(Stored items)
◇ ◇ ◇ ◇ ◇

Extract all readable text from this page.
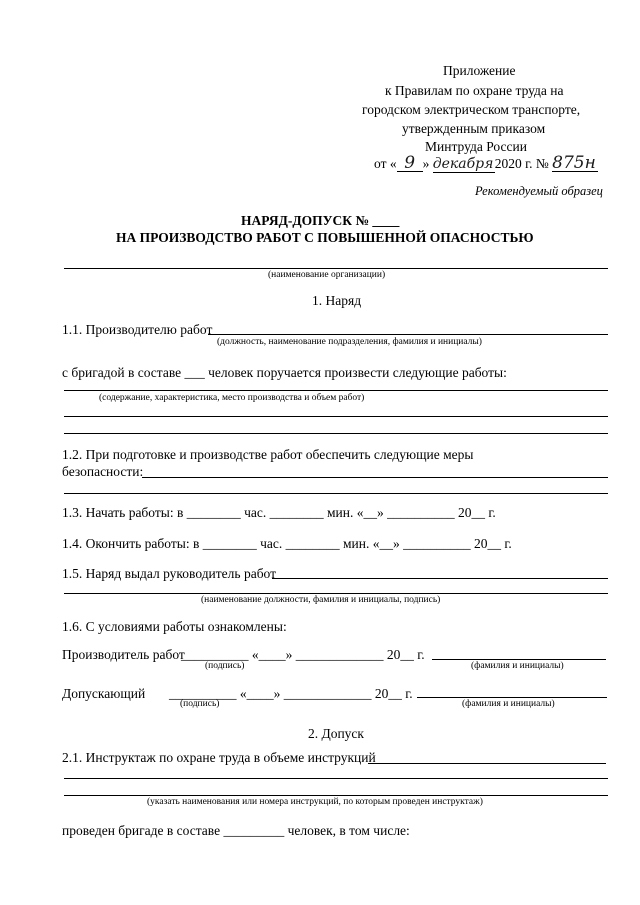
Приложение
к Правилам по охране труда на
городском электрическом транспорте,
утвержденным приказом
Минтруда России
от « 9 » декабря2020 г. № 875н
Рекомендуемый образец
НАРЯД-ДОПУСК № ____
НА ПРОИЗВОДСТВО РАБОТ С ПОВЫШЕННОЙ ОПАСНОСТЬЮ
(наименование организации)
1. Наряд
1.1. Производителю работ
(должность, наименование подразделения, фамилия и инициалы)
с бригадой в составе ___ человек поручается произвести следующие работы:
(содержание, характеристика, место производства и объем работ)
1.2. При подготовке и производстве работ обеспечить следующие меры
безопасности:
1.3. Начать работы: в ________ час. ________ мин. «__» __________ 20__ г.
1.4. Окончить работы: в ________ час. ________ мин. «__» __________ 20__ г.
1.5. Наряд выдал руководитель работ
(наименование должности, фамилия и инициалы, подпись)
1.6. С условиями работы ознакомлены:
Производитель работ
__________ «____» _____________ 20__ г.
(подпись)	(фамилия и инициалы)
Допускающий __________ «____» _____________ 20__ г.
(подпись)	(фамилия и инициалы)
2. Допуск
2.1. Инструктаж по охране труда в объеме инструкций
(указать наименования или номера инструкций, по которым проведен инструктаж)
проведен бригаде в составе _________ человек, в том числе:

◇ ◇ ◇ ◇ ◇

Work instructions:
Copy all the entries word for word. Omit any pictures.

Reply:
Extract all readable text from this page.
Приложение
к Правилам по охране труда на
городском электрическом транспорте,
утвержденным приказом
Минтруда России
от « 9 » декабря2020 г. № 875н
Рекомендуемый образец
НАРЯД-ДОПУСК № ____
НА ПРОИЗВОДСТВО РАБОТ С ПОВЫШЕННОЙ ОПАСНОСТЬЮ
(наименование организации)
1. Наряд
1.1. Производителю работ
(должность, наименование подразделения, фамилия и инициалы)
с бригадой в составе ___ человек поручается произвести следующие работы:
(содержание, характеристика, место производства и объем работ)
1.2. При подготовке и производстве работ обеспечить следующие меры
безопасности:
1.3. Начать работы: в ________ час. ________ мин. «__» __________ 20__ г.
1.4. Окончить работы: в ________ час. ________ мин. «__» __________ 20__ г.
1.5. Наряд выдал руководитель работ
(наименование должности, фамилия и инициалы, подпись)
1.6. С условиями работы ознакомлены:
Производитель работ
__________ «____» _____________ 20__ г.
(подпись)	(фамилия и инициалы)
Допускающий __________ «____» _____________ 20__ г.
(подпись)	(фамилия и инициалы)
2. Допуск
2.1. Инструктаж по охране труда в объеме инструкций
(указать наименования или номера инструкций, по которым проведен инструктаж)
проведен бригаде в составе _________ человек, в том числе:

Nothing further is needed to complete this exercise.